[Annotated element entries]
● ● ●

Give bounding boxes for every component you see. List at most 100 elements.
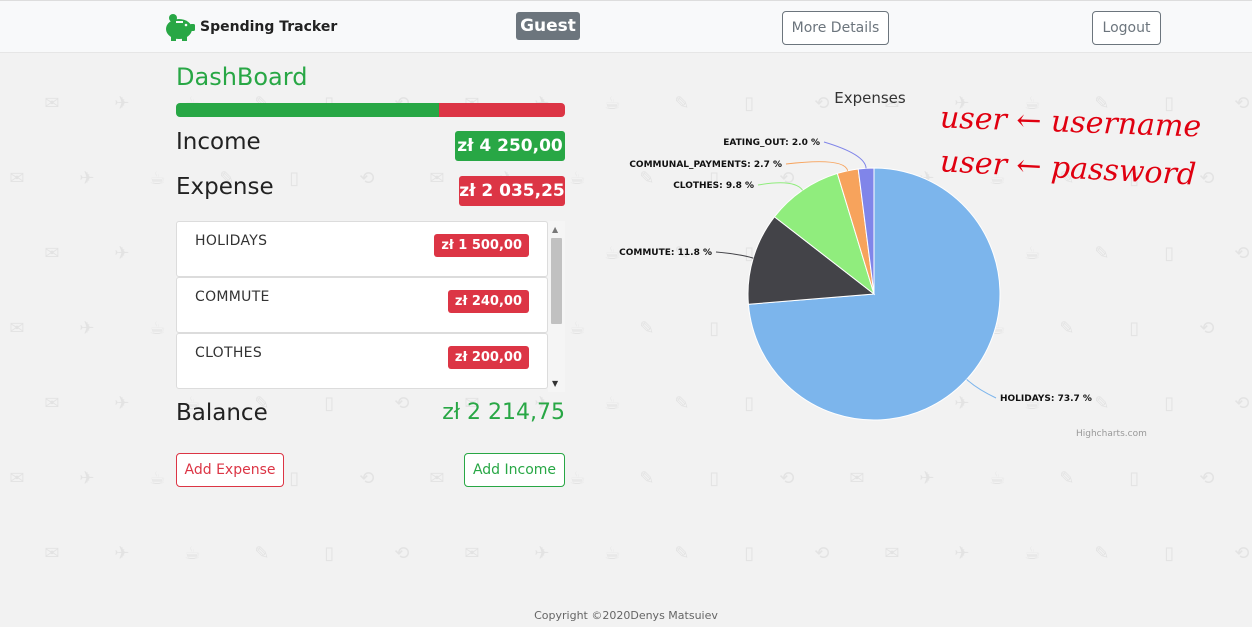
background-glyph: ✈ <box>79 468 95 489</box>
background-glyph: ☕ <box>604 543 621 564</box>
background-glyph: ✉ <box>464 543 480 564</box>
pie-slice-label: EATING_OUT: 2.0 % <box>723 138 820 148</box>
pie-slice-label: CLOTHES: 9.8 % <box>673 181 754 191</box>
background-glyph: ▯ <box>289 168 300 189</box>
pie-label-connector <box>715 251 754 259</box>
more-details-button[interactable]: More Details <box>782 11 889 45</box>
list-item[interactable]: COMMUTE zł 240,00 <box>176 277 548 333</box>
expense-label: Expense <box>176 174 274 200</box>
background-glyph: ⟲ <box>359 468 375 489</box>
background-glyph: ✉ <box>9 318 25 339</box>
background-glyph: ✉ <box>44 93 60 114</box>
dashboard-title: DashBoard <box>176 63 308 91</box>
income-label: Income <box>176 129 261 155</box>
background-glyph: ✎ <box>674 543 690 564</box>
background-glyph: ☕ <box>989 468 1006 489</box>
balance-label: Balance <box>176 400 268 426</box>
pie-slice-label: COMMUTE: 11.8 % <box>619 248 712 258</box>
background-glyph: ▯ <box>324 543 335 564</box>
background-glyph: ⟲ <box>1234 393 1250 414</box>
brand-name: Spending Tracker <box>200 19 338 35</box>
background-glyph: ✈ <box>534 543 550 564</box>
background-glyph: ☕ <box>184 543 201 564</box>
expense-item-amount: zł 1 500,00 <box>434 234 529 257</box>
scroll-down-arrow-icon[interactable]: ▼ <box>552 379 558 388</box>
pie-label-connector <box>757 182 803 191</box>
background-glyph: ✉ <box>429 468 445 489</box>
user-badge: Guest <box>516 12 580 40</box>
background-glyph: ☕ <box>149 468 166 489</box>
background-glyph: ▯ <box>1164 243 1175 264</box>
background-glyph: ✈ <box>114 243 130 264</box>
income-expense-progress-bar <box>176 103 565 117</box>
background-glyph: ⟲ <box>394 543 410 564</box>
pie-slice-label: COMMUNAL_PAYMENTS: 2.7 % <box>629 160 782 170</box>
background-glyph: ▯ <box>1164 543 1175 564</box>
background-glyph: ☕ <box>569 318 586 339</box>
background-glyph: ▯ <box>1164 393 1175 414</box>
background-glyph: ✉ <box>849 468 865 489</box>
background-glyph: ☕ <box>569 468 586 489</box>
background-glyph: ⟲ <box>1199 168 1215 189</box>
scrollbar-thumb[interactable] <box>551 238 562 324</box>
background-glyph: ▯ <box>744 543 755 564</box>
expense-item-name: HOLIDAYS <box>195 233 268 249</box>
expense-item-amount: zł 200,00 <box>447 346 529 369</box>
background-glyph: ▯ <box>289 468 300 489</box>
background-glyph: ⟲ <box>1234 243 1250 264</box>
background-glyph: ☕ <box>149 168 166 189</box>
background-glyph: ✎ <box>1094 543 1110 564</box>
pie-label-connector <box>823 141 867 169</box>
add-expense-button[interactable]: Add Expense <box>176 453 284 487</box>
list-item[interactable]: HOLIDAYS zł 1 500,00 <box>176 221 548 277</box>
progress-income-segment <box>176 103 439 117</box>
background-glyph: ✉ <box>9 468 25 489</box>
expense-item-name: COMMUTE <box>195 289 270 305</box>
background-glyph: ⟲ <box>814 543 830 564</box>
background-glyph: ⟲ <box>1199 318 1215 339</box>
background-glyph: ▯ <box>324 393 335 414</box>
background-glyph: ⟲ <box>1234 543 1250 564</box>
chart-credits[interactable]: Highcharts.com <box>1076 429 1147 439</box>
background-glyph: ⟲ <box>1199 468 1215 489</box>
background-glyph: ▯ <box>709 468 720 489</box>
background-glyph: ☕ <box>569 168 586 189</box>
footer-copyright: Copyright ©2020Denys Matsuiev <box>534 609 718 622</box>
background-glyph: ✈ <box>114 393 130 414</box>
navbar: Spending Tracker Guest More Details Logo… <box>0 0 1252 53</box>
list-item[interactable]: CLOTHES zł 200,00 <box>176 333 548 389</box>
progress-expense-segment <box>438 103 565 117</box>
background-glyph: ✈ <box>114 93 130 114</box>
piggy-bank-icon <box>162 12 196 42</box>
background-glyph: ✈ <box>954 543 970 564</box>
background-glyph: ⟲ <box>1234 93 1250 114</box>
expense-list[interactable]: HOLIDAYS zł 1 500,00 COMMUTE zł 240,00 C… <box>176 221 565 392</box>
background-glyph: ✎ <box>639 468 655 489</box>
background-glyph: ☕ <box>149 318 166 339</box>
background-glyph: ✎ <box>254 543 270 564</box>
background-glyph: ⟲ <box>394 393 410 414</box>
pie-label-connector <box>785 161 849 171</box>
background-glyph: ✎ <box>1059 468 1075 489</box>
background-glyph: ✈ <box>114 543 130 564</box>
brand[interactable]: Spending Tracker <box>162 12 337 42</box>
background-glyph: ✉ <box>44 243 60 264</box>
background-glyph: ✈ <box>79 168 95 189</box>
background-glyph: ✉ <box>429 168 445 189</box>
expense-amount-badge: zł 2 035,25 <box>459 176 565 206</box>
expense-list-scrollbar[interactable]: ▲ ▼ <box>548 221 565 392</box>
background-glyph: ☕ <box>1024 543 1041 564</box>
expense-item-amount: zł 240,00 <box>447 290 529 313</box>
scroll-up-arrow-icon[interactable]: ▲ <box>552 225 558 234</box>
background-glyph: ✈ <box>919 468 935 489</box>
income-amount-badge: zł 4 250,00 <box>455 131 565 161</box>
logout-button[interactable]: Logout <box>1092 11 1161 45</box>
background-glyph: ⟲ <box>779 468 795 489</box>
background-glyph: ✉ <box>44 543 60 564</box>
add-income-button[interactable]: Add Income <box>464 453 565 487</box>
background-glyph: ✉ <box>44 393 60 414</box>
background-glyph: ▯ <box>1129 468 1140 489</box>
balance-amount: zł 2 214,75 <box>442 400 565 425</box>
expense-item-name: CLOTHES <box>195 345 263 361</box>
background-glyph: ✈ <box>79 318 95 339</box>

● ● ●

> SET TASK: Pick out every line in the records above that contains the string "scrollbar", and copy each one.

> WRITTEN ANSWER:
scrollbar-thumb[interactable] <box>551 238 562 324</box>
expense-list-scrollbar[interactable]: ▲ ▼ <box>548 221 565 392</box>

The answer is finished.